Goal |
Transcribe the records exactly. Pictures do not belong in the transcription.

Supplied records |
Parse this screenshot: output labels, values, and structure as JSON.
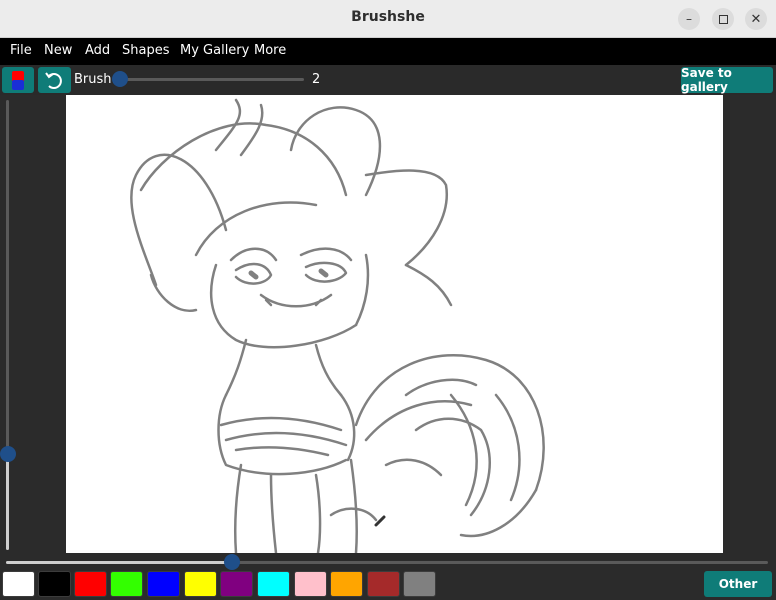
{
  "window": {
    "title": "Brushshe"
  },
  "menu": {
    "items": [
      "File",
      "New",
      "Add",
      "Shapes",
      "My Gallery",
      "More"
    ]
  },
  "toolbar": {
    "brush_label": "Brush:",
    "brush_size": "2",
    "brush_size_level": 0.0,
    "save_label": "Save to gallery"
  },
  "sliders": {
    "vertical_level": 0.2,
    "horizontal_level": 0.29
  },
  "palette": {
    "colors": [
      "#ffffff",
      "#000000",
      "#ff0000",
      "#33ff00",
      "#0000ff",
      "#ffff00",
      "#800080",
      "#00ffff",
      "#ffc0cb",
      "#ffa500",
      "#a52a2a",
      "#808080"
    ],
    "other_label": "Other"
  },
  "colors": {
    "accent": "#0f7c78",
    "knob": "#1f4f8a",
    "stroke": "#808080"
  }
}
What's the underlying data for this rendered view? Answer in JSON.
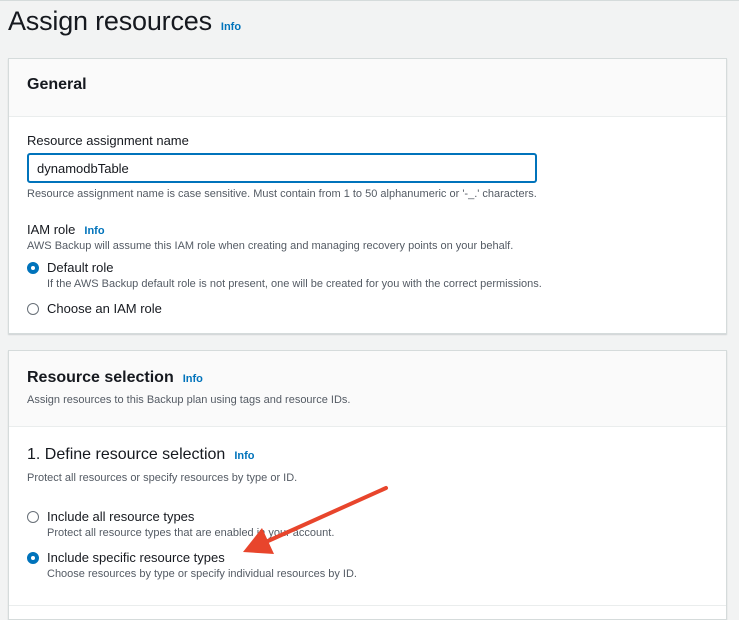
{
  "page": {
    "title": "Assign resources",
    "info_label": "Info"
  },
  "general": {
    "title": "General",
    "assignment_name_label": "Resource assignment name",
    "assignment_name_value": "dynamodbTable",
    "assignment_name_hint": "Resource assignment name is case sensitive. Must contain from 1 to 50 alphanumeric or '-_.' characters.",
    "iam_role_label": "IAM role",
    "iam_role_info": "Info",
    "iam_role_desc": "AWS Backup will assume this IAM role when creating and managing recovery points on your behalf.",
    "options": [
      {
        "label": "Default role",
        "desc": "If the AWS Backup default role is not present, one will be created for you with the correct permissions.",
        "checked": true
      },
      {
        "label": "Choose an IAM role",
        "desc": "",
        "checked": false
      }
    ]
  },
  "resource_selection": {
    "title": "Resource selection",
    "info_label": "Info",
    "desc": "Assign resources to this Backup plan using tags and resource IDs.",
    "define": {
      "title": "1. Define resource selection",
      "info_label": "Info",
      "desc": "Protect all resources or specify resources by type or ID.",
      "options": [
        {
          "label": "Include all resource types",
          "desc": "Protect all resource types that are enabled in your account.",
          "checked": false
        },
        {
          "label": "Include specific resource types",
          "desc": "Choose resources by type or specify individual resources by ID.",
          "checked": true
        }
      ]
    }
  },
  "colors": {
    "accent": "#0073bb",
    "annotation_arrow": "#e8452c",
    "background": "#f2f3f3"
  }
}
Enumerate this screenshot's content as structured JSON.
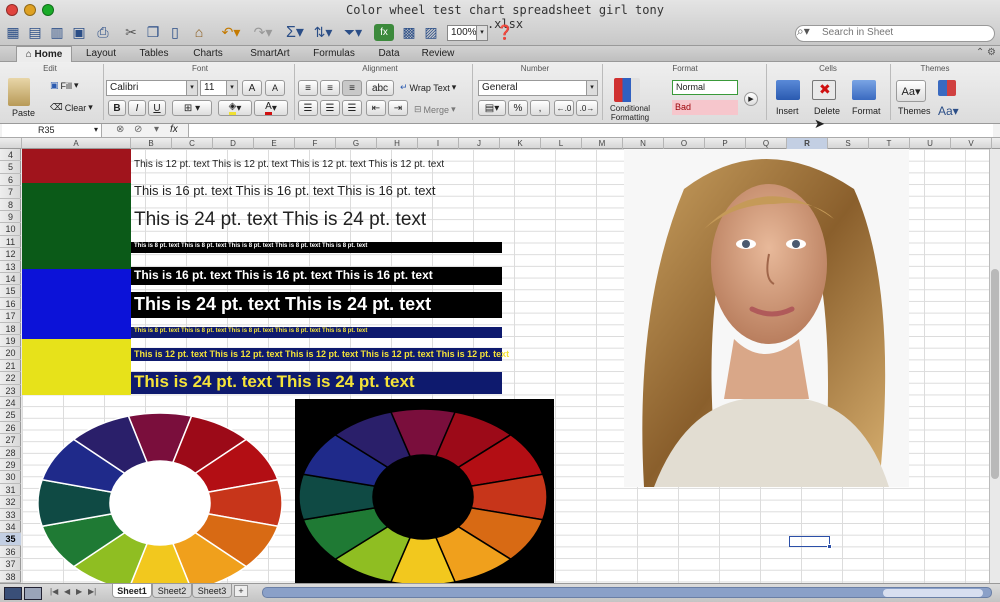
{
  "window": {
    "title": "Color wheel test chart spreadsheet girl tony .xlsx"
  },
  "toolbar": {
    "zoom": "100%"
  },
  "search": {
    "placeholder": "Search in Sheet"
  },
  "ribbon": {
    "tabs": [
      "Home",
      "Layout",
      "Tables",
      "Charts",
      "SmartArt",
      "Formulas",
      "Data",
      "Review"
    ],
    "active_tab": "Home",
    "groups": [
      "Edit",
      "Font",
      "Alignment",
      "Number",
      "Format",
      "Cells",
      "Themes"
    ],
    "paste_label": "Paste",
    "fill_label": "Fill",
    "clear_label": "Clear",
    "font_name": "Calibri",
    "font_size": "11",
    "wrap_text_label": "Wrap Text",
    "merge_label": "Merge",
    "align_abc": "abc",
    "number_format": "General",
    "cond_format_label": "Conditional Formatting",
    "style_normal": "Normal",
    "style_bad": "Bad",
    "insert_label": "Insert",
    "delete_label": "Delete",
    "format_label": "Format",
    "themes_label": "Themes",
    "bold": "B",
    "italic": "I",
    "underline": "U",
    "font_grow": "A",
    "font_shrink": "A",
    "percent": "%",
    "comma": ","
  },
  "formula_bar": {
    "cell_ref": "R35",
    "fx": "fx"
  },
  "columns": [
    "A",
    "B",
    "C",
    "D",
    "E",
    "F",
    "G",
    "H",
    "I",
    "J",
    "K",
    "L",
    "M",
    "N",
    "O",
    "P",
    "Q",
    "R",
    "S",
    "T",
    "U",
    "V"
  ],
  "selected_column": "R",
  "rows": [
    "4",
    "5",
    "6",
    "7",
    "8",
    "9",
    "10",
    "11",
    "12",
    "13",
    "14",
    "15",
    "16",
    "17",
    "18",
    "19",
    "20",
    "21",
    "22",
    "23",
    "24",
    "25",
    "26",
    "27",
    "28",
    "29",
    "30",
    "31",
    "32",
    "33",
    "34",
    "35",
    "36",
    "37",
    "38"
  ],
  "selected_row": "35",
  "cells": {
    "text_12_row": "This is 12 pt. text   This is 12 pt. text   This is 12 pt. text   This is 12 pt. text",
    "text_16_row": "This is 16 pt. text   This is 16 pt. text   This is 16 pt. text",
    "text_24_row": "This is 24 pt. text   This is 24 pt. text",
    "text_8_row": "This is 8 pt. text   This is 8 pt. text   This is 8 pt. text   This is 8 pt. text   This is 8 pt. text",
    "text_16_white": "This is 16 pt. text   This is 16 pt. text   This is 16 pt. text",
    "text_24_white": "This is 24 pt. text   This is 24 pt. text",
    "text_8_blue": "This is 8 pt. text   This is 8 pt. text   This is 8 pt. text   This is 8 pt. text   This is 8 pt. text",
    "text_12_yellow": "This is 12 pt. text   This is 12 pt. text   This is 12 pt. text   This is 12 pt. text   This is 12 pt. text",
    "text_24_yellow": "This is 24 pt. text   This is 24 pt. text"
  },
  "colors": {
    "red": "#a0141c",
    "green": "#0b5a18",
    "blue": "#0c12d8",
    "yellow": "#e7e21a",
    "navy": "#0e1a6e",
    "black": "#000000",
    "text_yellow": "#f4e33a"
  },
  "color_wheel_segments": [
    "#7a0e3c",
    "#9c0a18",
    "#b30e14",
    "#c7351a",
    "#d86a14",
    "#f0a01c",
    "#f2c81e",
    "#8fbe22",
    "#1f7a34",
    "#0f4a44",
    "#1f2a8a",
    "#2a1f6a"
  ],
  "sheet_tabs": [
    "Sheet1",
    "Sheet2",
    "Sheet3"
  ],
  "active_sheet": "Sheet1",
  "icons": [
    "search-icon",
    "cursor-icon",
    "sum-icon",
    "undo-icon",
    "redo-icon",
    "new-icon",
    "open-icon",
    "save-icon",
    "print-icon",
    "cut-icon",
    "copy-icon",
    "paste-icon",
    "format-painter-icon",
    "sort-icon",
    "filter-icon",
    "help-icon"
  ]
}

Response to the task |
Parse this screenshot: output labels, values, and structure as JSON.
{
  "window": {
    "title": "Brushshe"
  },
  "menu": {
    "items": [
      "File",
      "New",
      "Add",
      "Shapes",
      "My Gallery",
      "More"
    ]
  },
  "toolbar": {
    "brush_label": "Brush:",
    "brush_size": "2",
    "brush_size_level": 0.0,
    "save_label": "Save to gallery"
  },
  "sliders": {
    "vertical_level": 0.2,
    "horizontal_level": 0.29
  },
  "palette": {
    "colors": [
      "#ffffff",
      "#000000",
      "#ff0000",
      "#33ff00",
      "#0000ff",
      "#ffff00",
      "#800080",
      "#00ffff",
      "#ffc0cb",
      "#ffa500",
      "#a52a2a",
      "#808080"
    ],
    "other_label": "Other"
  },
  "colors": {
    "accent": "#0f7c78",
    "knob": "#1f4f8a",
    "stroke": "#808080"
  }
}
What's the underlying data for this rendered view? Answer in JSON.
{
  "page": {
    "title": "Assign resources",
    "info_label": "Info"
  },
  "general": {
    "title": "General",
    "assignment_name_label": "Resource assignment name",
    "assignment_name_value": "dynamodbTable",
    "assignment_name_hint": "Resource assignment name is case sensitive. Must contain from 1 to 50 alphanumeric or '-_.' characters.",
    "iam_role_label": "IAM role",
    "iam_role_info": "Info",
    "iam_role_desc": "AWS Backup will assume this IAM role when creating and managing recovery points on your behalf.",
    "options": [
      {
        "label": "Default role",
        "desc": "If the AWS Backup default role is not present, one will be created for you with the correct permissions.",
        "checked": true
      },
      {
        "label": "Choose an IAM role",
        "desc": "",
        "checked": false
      }
    ]
  },
  "resource_selection": {
    "title": "Resource selection",
    "info_label": "Info",
    "desc": "Assign resources to this Backup plan using tags and resource IDs.",
    "define": {
      "title": "1. Define resource selection",
      "info_label": "Info",
      "desc": "Protect all resources or specify resources by type or ID.",
      "options": [
        {
          "label": "Include all resource types",
          "desc": "Protect all resource types that are enabled in your account.",
          "checked": false
        },
        {
          "label": "Include specific resource types",
          "desc": "Choose resources by type or specify individual resources by ID.",
          "checked": true
        }
      ]
    }
  },
  "colors": {
    "accent": "#0073bb",
    "annotation_arrow": "#e8452c",
    "background": "#f2f3f3"
  }
}
Enumerate this screenshot's content as structured JSON.
{
  "window": {
    "title": "Color wheel test chart spreadsheet girl tony .xlsx"
  },
  "toolbar": {
    "zoom": "100%"
  },
  "search": {
    "placeholder": "Search in Sheet"
  },
  "ribbon": {
    "tabs": [
      "Home",
      "Layout",
      "Tables",
      "Charts",
      "SmartArt",
      "Formulas",
      "Data",
      "Review"
    ],
    "active_tab": "Home",
    "groups": [
      "Edit",
      "Font",
      "Alignment",
      "Number",
      "Format",
      "Cells",
      "Themes"
    ],
    "paste_label": "Paste",
    "fill_label": "Fill",
    "clear_label": "Clear",
    "font_name": "Calibri",
    "font_size": "11",
    "wrap_text_label": "Wrap Text",
    "merge_label": "Merge",
    "align_abc": "abc",
    "number_format": "General",
    "cond_format_label": "Conditional Formatting",
    "style_normal": "Normal",
    "style_bad": "Bad",
    "insert_label": "Insert",
    "delete_label": "Delete",
    "format_label": "Format",
    "themes_label": "Themes",
    "bold": "B",
    "italic": "I",
    "underline": "U",
    "font_grow": "A",
    "font_shrink": "A",
    "percent": "%",
    "comma": ","
  },
  "formula_bar": {
    "cell_ref": "R35",
    "fx": "fx"
  },
  "columns": [
    "A",
    "B",
    "C",
    "D",
    "E",
    "F",
    "G",
    "H",
    "I",
    "J",
    "K",
    "L",
    "M",
    "N",
    "O",
    "P",
    "Q",
    "R",
    "S",
    "T",
    "U",
    "V"
  ],
  "selected_column": "R",
  "rows": [
    "4",
    "5",
    "6",
    "7",
    "8",
    "9",
    "10",
    "11",
    "12",
    "13",
    "14",
    "15",
    "16",
    "17",
    "18",
    "19",
    "20",
    "21",
    "22",
    "23",
    "24",
    "25",
    "26",
    "27",
    "28",
    "29",
    "30",
    "31",
    "32",
    "33",
    "34",
    "35",
    "36",
    "37",
    "38"
  ],
  "selected_row": "35",
  "cells": {
    "text_12_row": "This is 12 pt. text   This is 12 pt. text   This is 12 pt. text   This is 12 pt. text",
    "text_16_row": "This is 16 pt. text   This is 16 pt. text   This is 16 pt. text",
    "text_24_row": "This is 24 pt. text   This is 24 pt. text",
    "text_8_row": "This is 8 pt. text   This is 8 pt. text   This is 8 pt. text   This is 8 pt. text   This is 8 pt. text",
    "text_16_white": "This is 16 pt. text   This is 16 pt. text   This is 16 pt. text",
    "text_24_white": "This is 24 pt. text   This is 24 pt. text",
    "text_8_blue": "This is 8 pt. text   This is 8 pt. text   This is 8 pt. text   This is 8 pt. text   This is 8 pt. text",
    "text_12_yellow": "This is 12 pt. text   This is 12 pt. text   This is 12 pt. text   This is 12 pt. text   This is 12 pt. text",
    "text_24_yellow": "This is 24 pt. text   This is 24 pt. text"
  },
  "colors": {
    "red": "#a0141c",
    "green": "#0b5a18",
    "blue": "#0c12d8",
    "yellow": "#e7e21a",
    "navy": "#0e1a6e",
    "black": "#000000",
    "text_yellow": "#f4e33a"
  },
  "color_wheel_segments": [
    "#7a0e3c",
    "#9c0a18",
    "#b30e14",
    "#c7351a",
    "#d86a14",
    "#f0a01c",
    "#f2c81e",
    "#8fbe22",
    "#1f7a34",
    "#0f4a44",
    "#1f2a8a",
    "#2a1f6a"
  ],
  "sheet_tabs": [
    "Sheet1",
    "Sheet2",
    "Sheet3"
  ],
  "active_sheet": "Sheet1",
  "icons": [
    "search-icon",
    "cursor-icon",
    "sum-icon",
    "undo-icon",
    "redo-icon",
    "new-icon",
    "open-icon",
    "save-icon",
    "print-icon",
    "cut-icon",
    "copy-icon",
    "paste-icon",
    "format-painter-icon",
    "sort-icon",
    "filter-icon",
    "help-icon"
  ]
}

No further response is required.